Collected data entries:
* Start *

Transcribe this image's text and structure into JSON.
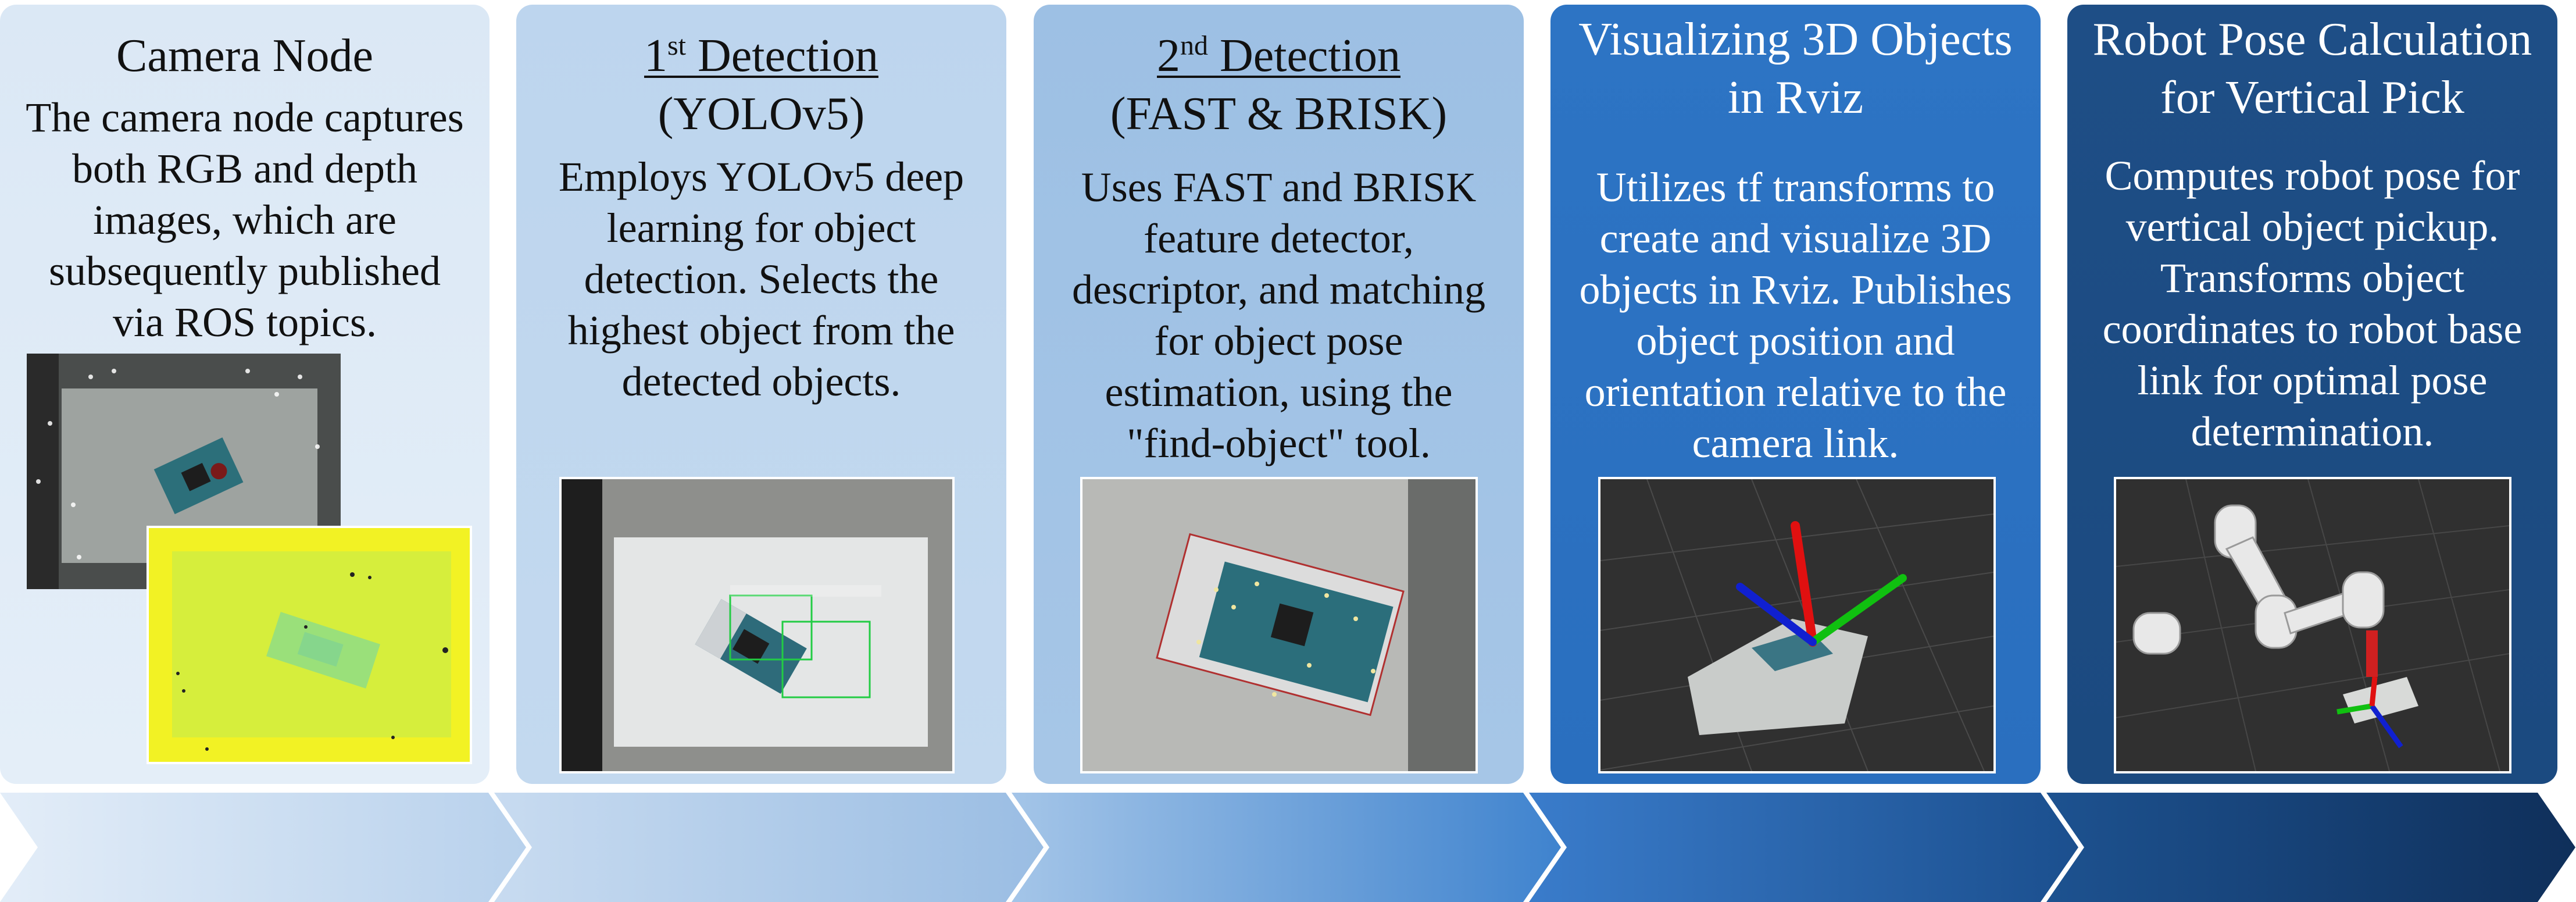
{
  "stages": [
    {
      "title": "Camera Node",
      "body": "The camera node captures both RGB and depth images, which are subsequently published via ROS topics."
    },
    {
      "title_num": "1",
      "title_sup": "st",
      "title_rest": " Detection",
      "title_line2": "(YOLOv5)",
      "body": "Employs YOLOv5 deep learning for object detection. Selects the highest object from the detected objects."
    },
    {
      "title_num": "2",
      "title_sup": "nd",
      "title_rest": " Detection",
      "title_line2": "(FAST & BRISK)",
      "body": "Uses FAST and BRISK feature detector, descriptor, and matching for object pose estimation, using the \"find-object\" tool."
    },
    {
      "title": "Visualizing 3D Objects in Rviz",
      "body": "Utilizes tf transforms to create and visualize 3D objects in Rviz. Publishes object position and orientation relative to the camera link."
    },
    {
      "title": "Robot Pose Calculation for Vertical Pick",
      "body": "Computes robot pose for vertical object pickup. Transforms object coordinates to robot base link for optimal pose determination."
    }
  ],
  "colors": {
    "stage1": "#dbe8f5",
    "stage2": "#bdd5ee",
    "stage3": "#9dc0e4",
    "stage4": "#2d74c4",
    "stage5": "#1e4e86",
    "detection_box": "#22cc44"
  }
}
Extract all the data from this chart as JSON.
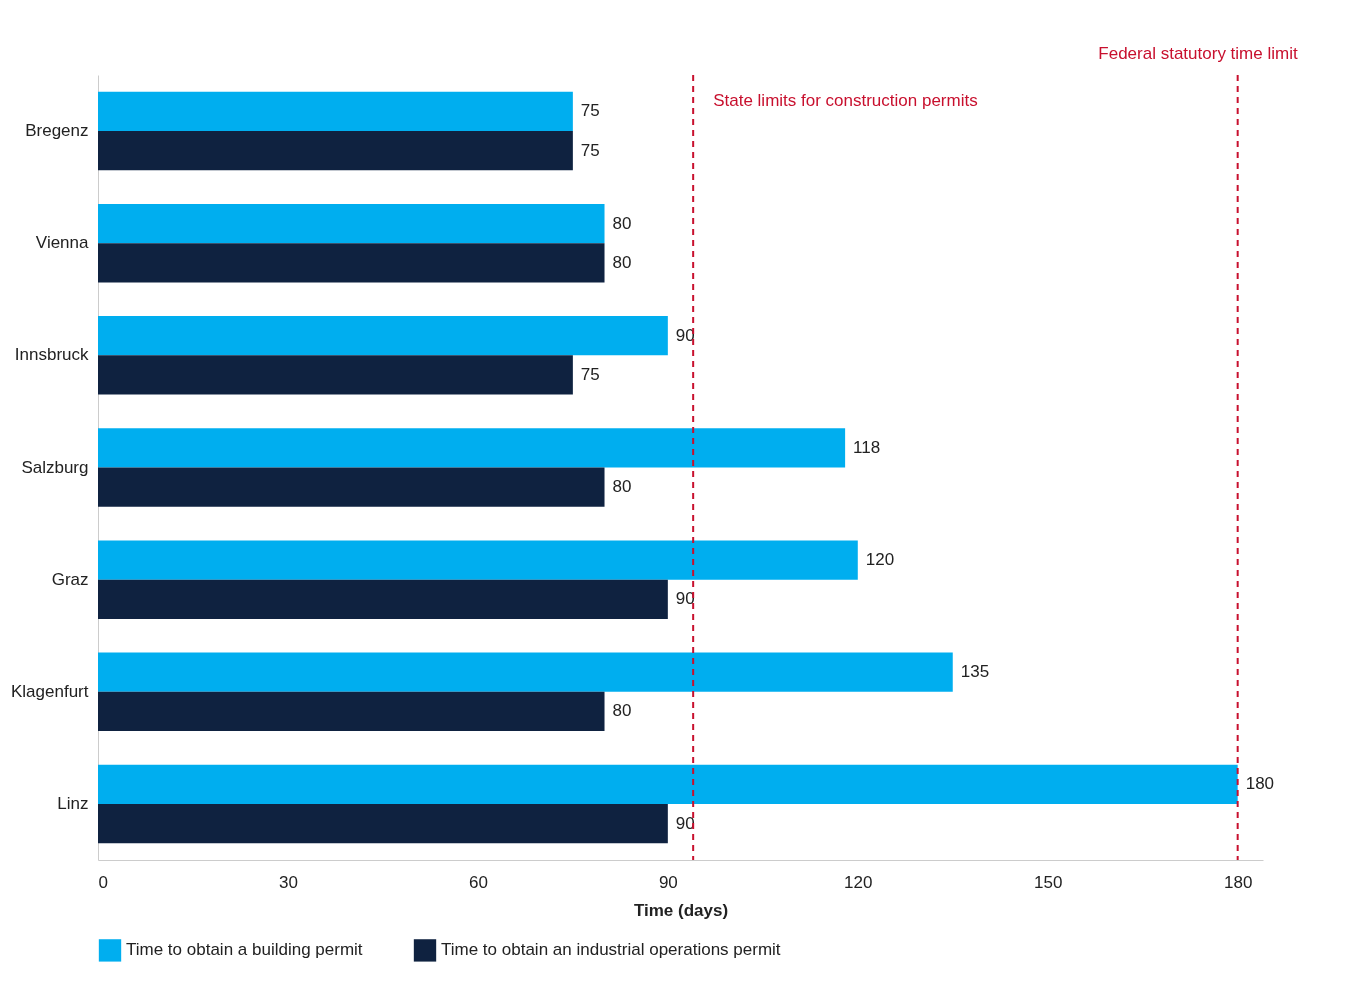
{
  "chart_data": {
    "type": "bar",
    "orientation": "horizontal",
    "categories": [
      "Bregenz",
      "Vienna",
      "Innsbruck",
      "Salzburg",
      "Graz",
      "Klagenfurt",
      "Linz"
    ],
    "series": [
      {
        "name": "Time to obtain a building permit",
        "color": "#00aeef",
        "values": [
          75,
          80,
          90,
          118,
          120,
          135,
          180
        ]
      },
      {
        "name": "Time to obtain an industrial operations permit",
        "color": "#0f2240",
        "values": [
          75,
          80,
          75,
          80,
          90,
          80,
          90
        ]
      }
    ],
    "xlabel": "Time (days)",
    "xlim": [
      0,
      184
    ],
    "xticks": [
      0,
      30,
      60,
      90,
      120,
      150,
      180
    ],
    "ref_lines": [
      {
        "axis": "x",
        "value": 94,
        "label": "State limits for construction permits",
        "color": "#c8102e",
        "line_style": "dashed"
      },
      {
        "axis": "x",
        "value": 180,
        "label": "Federal statutory time limit",
        "color": "#c8102e",
        "line_style": "dashed"
      }
    ],
    "data_labels": true,
    "grid": false,
    "legend": "bottom"
  }
}
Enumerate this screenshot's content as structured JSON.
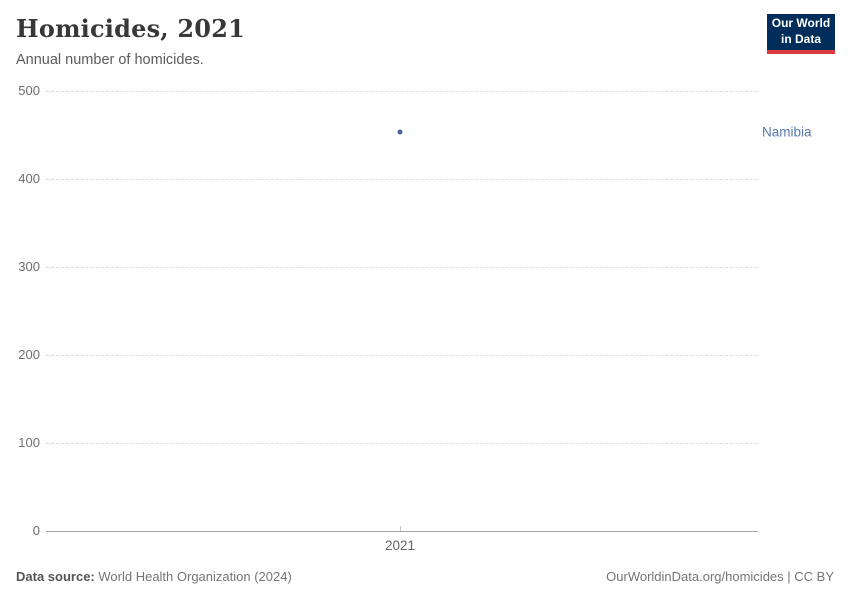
{
  "header": {
    "title": "Homicides, 2021",
    "subtitle": "Annual number of homicides.",
    "logo": {
      "line1": "Our World",
      "line2": "in Data",
      "bg_color": "#002d59",
      "accent_color": "#d93b3e"
    }
  },
  "chart_data": {
    "type": "scatter",
    "title": "Homicides, 2021",
    "subtitle": "Annual number of homicides.",
    "x": [
      2021
    ],
    "x_tick_labels": [
      "2021"
    ],
    "series": [
      {
        "name": "Namibia",
        "values": [
          453
        ],
        "color": "#44639f",
        "label_color": "#5b79ab"
      }
    ],
    "ylim": [
      0,
      500
    ],
    "yticks": [
      0,
      100,
      200,
      300,
      400,
      500
    ],
    "ytick_labels": [
      "0",
      "100",
      "200",
      "300",
      "400",
      "500"
    ],
    "xlabel": "",
    "ylabel": "",
    "grid": true,
    "gridline_style": "dashed",
    "legend_position": "right"
  },
  "footer": {
    "source_label": "Data source:",
    "source_text": "World Health Organization (2024)",
    "credit": "OurWorldinData.org/homicides | CC BY"
  }
}
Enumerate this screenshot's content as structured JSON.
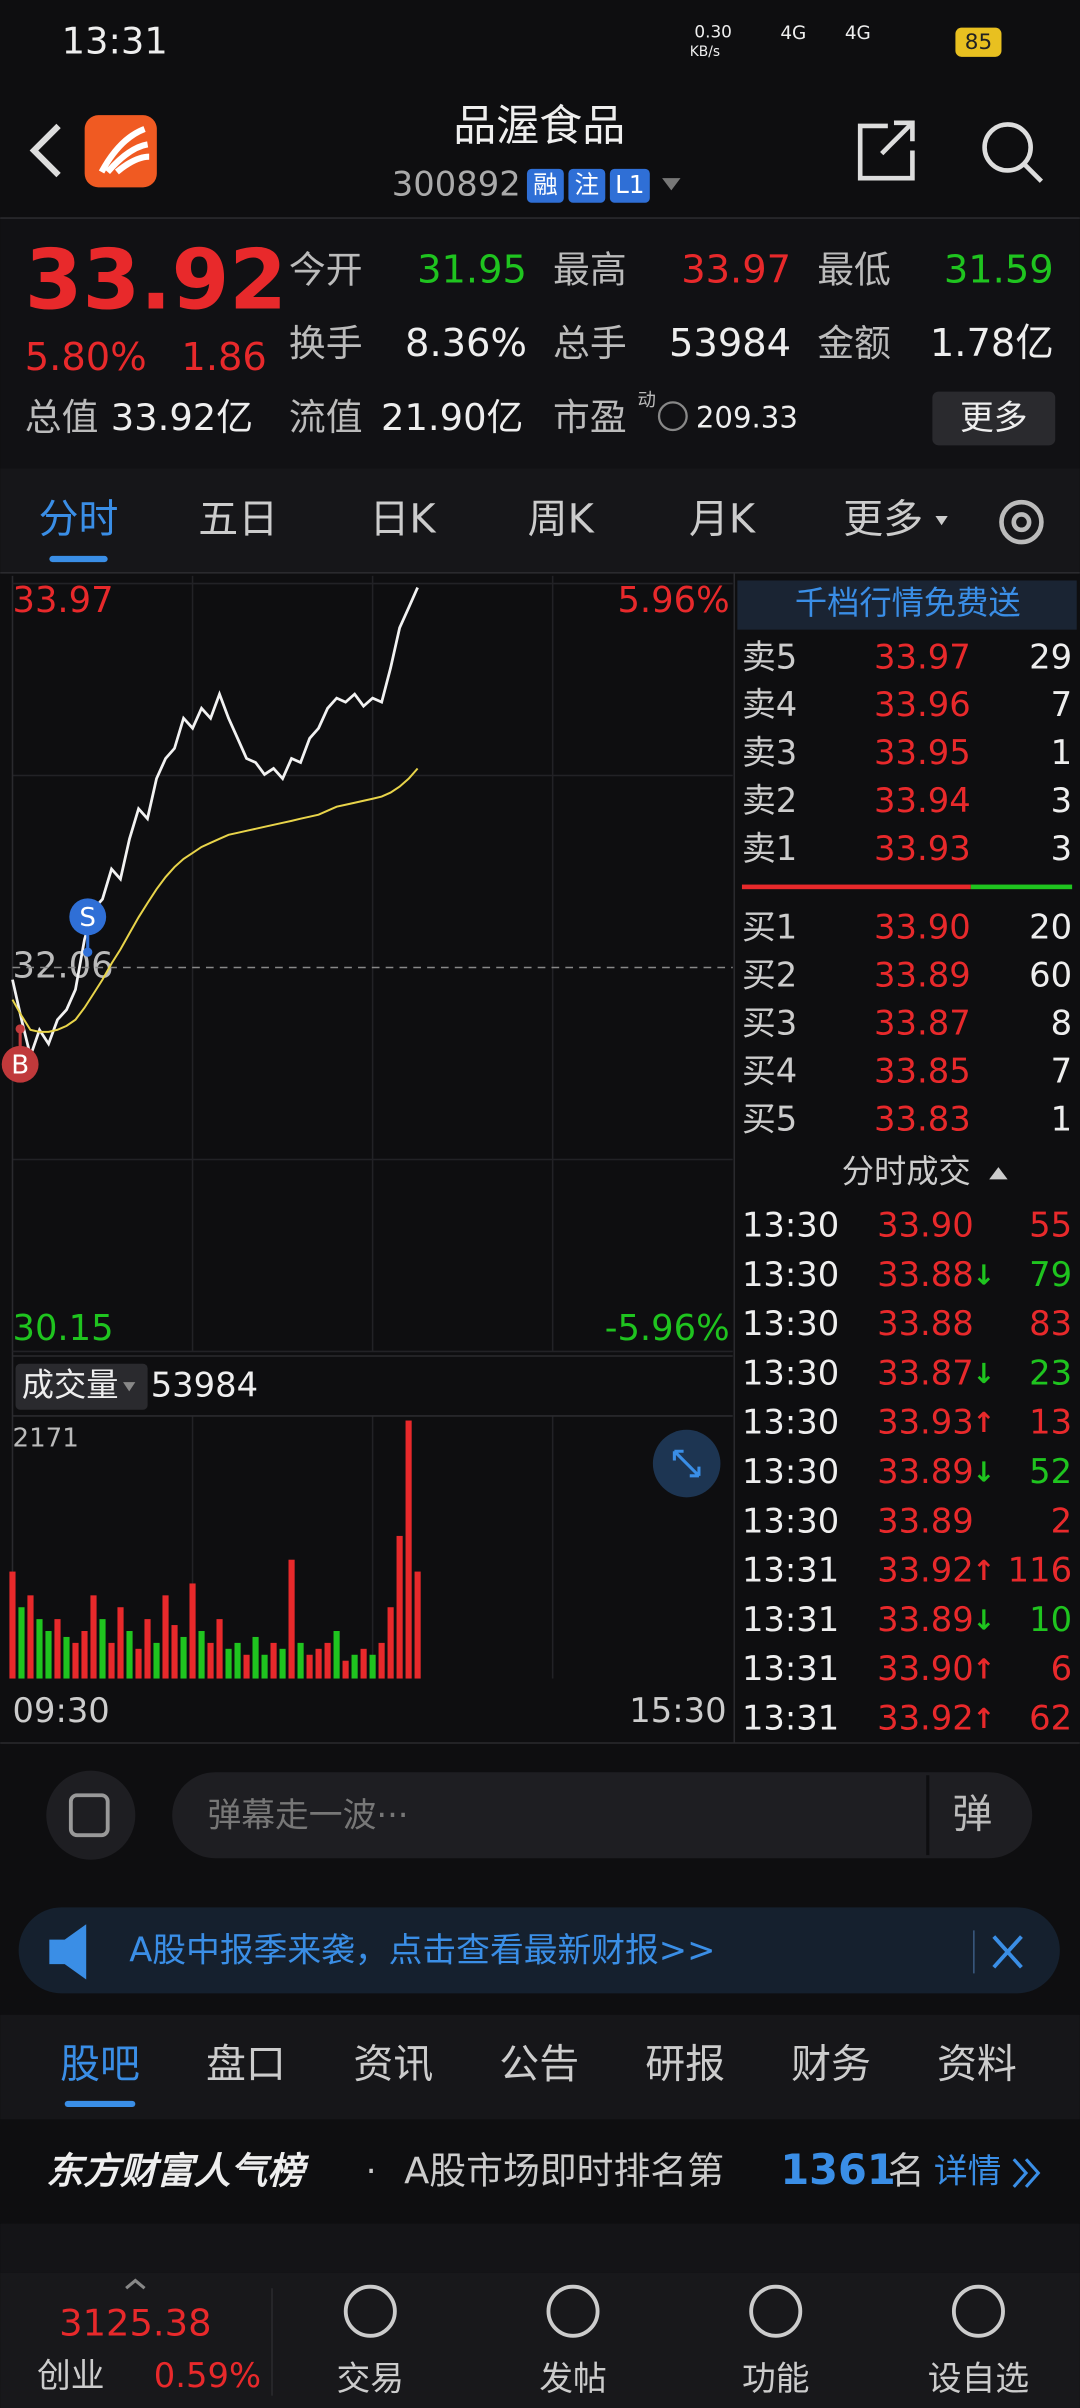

* End *

— YOUR OBJECTIVE —
Strip the images and reproduce the remaining records precisely.

— EXPECTED ANSWER —
Transcribe this image's text and structure into JSON.
{
  "stages": [
    {
      "title": "Camera Node",
      "body": "The camera node captures both RGB and depth images, which are subsequently published via ROS topics."
    },
    {
      "title_num": "1",
      "title_sup": "st",
      "title_rest": " Detection",
      "title_line2": "(YOLOv5)",
      "body": "Employs YOLOv5 deep learning for object detection. Selects the highest object from the detected objects."
    },
    {
      "title_num": "2",
      "title_sup": "nd",
      "title_rest": " Detection",
      "title_line2": "(FAST & BRISK)",
      "body": "Uses FAST and BRISK feature detector, descriptor, and matching for object pose estimation, using the \"find-object\" tool."
    },
    {
      "title": "Visualizing 3D Objects in Rviz",
      "body": "Utilizes tf transforms to create and visualize 3D objects in Rviz. Publishes object position and orientation relative to the camera link."
    },
    {
      "title": "Robot Pose Calculation for Vertical Pick",
      "body": "Computes robot pose for vertical object pickup. Transforms object coordinates to robot base link for optimal pose determination."
    }
  ],
  "colors": {
    "stage1": "#dbe8f5",
    "stage2": "#bdd5ee",
    "stage3": "#9dc0e4",
    "stage4": "#2d74c4",
    "stage5": "#1e4e86",
    "detection_box": "#22cc44"
  }
}
Extract all the data from this chart as JSON.
{
  "chart_data": {
    "type": "bar",
    "orientation": "horizontal",
    "categories": [
      "Bregenz",
      "Vienna",
      "Innsbruck",
      "Salzburg",
      "Graz",
      "Klagenfurt",
      "Linz"
    ],
    "series": [
      {
        "name": "Time to obtain a building permit",
        "color": "#00aeef",
        "values": [
          75,
          80,
          90,
          118,
          120,
          135,
          180
        ]
      },
      {
        "name": "Time to obtain an industrial operations permit",
        "color": "#0f2240",
        "values": [
          75,
          80,
          75,
          80,
          90,
          80,
          90
        ]
      }
    ],
    "xlabel": "Time (days)",
    "xlim": [
      0,
      184
    ],
    "xticks": [
      0,
      30,
      60,
      90,
      120,
      150,
      180
    ],
    "ref_lines": [
      {
        "axis": "x",
        "value": 94,
        "label": "State limits for construction permits",
        "color": "#c8102e",
        "line_style": "dashed"
      },
      {
        "axis": "x",
        "value": 180,
        "label": "Federal statutory time limit",
        "color": "#c8102e",
        "line_style": "dashed"
      }
    ],
    "data_labels": true,
    "grid": false,
    "legend": "bottom"
  }
}
Enumerate this screenshot's content as structured JSON.
{
  "header": {
    "title": "Homicides, 2021",
    "subtitle": "Annual number of homicides.",
    "logo": {
      "line1": "Our World",
      "line2": "in Data",
      "bg_color": "#002d59",
      "accent_color": "#d93b3e"
    }
  },
  "chart_data": {
    "type": "scatter",
    "title": "Homicides, 2021",
    "subtitle": "Annual number of homicides.",
    "x": [
      2021
    ],
    "x_tick_labels": [
      "2021"
    ],
    "series": [
      {
        "name": "Namibia",
        "values": [
          453
        ],
        "color": "#44639f",
        "label_color": "#5b79ab"
      }
    ],
    "ylim": [
      0,
      500
    ],
    "yticks": [
      0,
      100,
      200,
      300,
      400,
      500
    ],
    "ytick_labels": [
      "0",
      "100",
      "200",
      "300",
      "400",
      "500"
    ],
    "xlabel": "",
    "ylabel": "",
    "grid": true,
    "gridline_style": "dashed",
    "legend_position": "right"
  },
  "footer": {
    "source_label": "Data source:",
    "source_text": "World Health Organization (2024)",
    "credit": "OurWorldinData.org/homicides | CC BY"
  }
}
Enumerate this screenshot's content as structured JSON.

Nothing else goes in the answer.